- Stated goal:
For the records below, say how many lines contain the string "incidence". Give the number only.

(Extracted records)
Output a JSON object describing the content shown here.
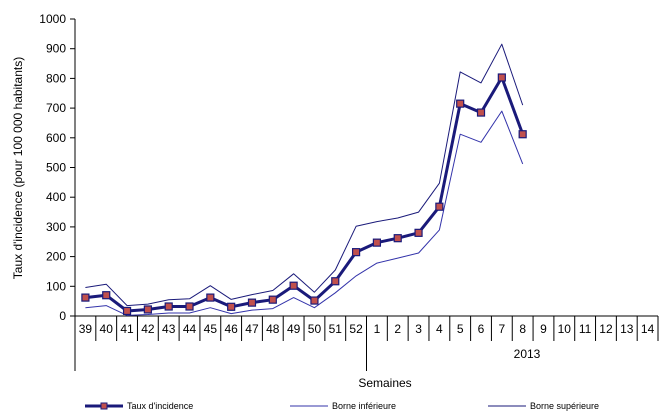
{
  "chart_data": {
    "type": "line",
    "ylabel": "Taux d'incidence (pour 100 000 habitants)",
    "xlabel": "Semaines",
    "ylim": [
      0,
      1000
    ],
    "yticks": [
      "0",
      "100",
      "200",
      "300",
      "400",
      "500",
      "600",
      "700",
      "800",
      "900",
      "1000"
    ],
    "categories": [
      "39",
      "40",
      "41",
      "42",
      "43",
      "44",
      "45",
      "46",
      "47",
      "48",
      "49",
      "50",
      "51",
      "52",
      "1",
      "2",
      "3",
      "4",
      "5",
      "6",
      "7",
      "8",
      "9",
      "10",
      "11",
      "12",
      "13",
      "14"
    ],
    "year_label": "2013",
    "grid": false,
    "legend_position": "bottom",
    "series": [
      {
        "name": "Taux d'incidence",
        "color": "#1a1a7a",
        "marker_color": "#c0504d",
        "values": [
          62,
          70,
          17,
          22,
          32,
          32,
          62,
          31,
          45,
          55,
          102,
          52,
          117,
          215,
          247,
          262,
          280,
          368,
          715,
          685,
          803,
          612,
          null,
          null,
          null,
          null,
          null,
          null
        ]
      },
      {
        "name": "Borne inférieure",
        "color": "#3333aa",
        "values": [
          28,
          35,
          2,
          5,
          10,
          10,
          28,
          8,
          20,
          25,
          62,
          28,
          78,
          135,
          178,
          195,
          212,
          290,
          612,
          585,
          690,
          512,
          null,
          null,
          null,
          null,
          null,
          null
        ]
      },
      {
        "name": "Borne supérieure",
        "color": "#1a1a7a",
        "values": [
          96,
          107,
          35,
          40,
          55,
          58,
          102,
          56,
          72,
          86,
          142,
          80,
          155,
          302,
          318,
          330,
          350,
          447,
          822,
          785,
          915,
          710,
          null,
          null,
          null,
          null,
          null,
          null
        ]
      }
    ]
  }
}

- Problem solution:
2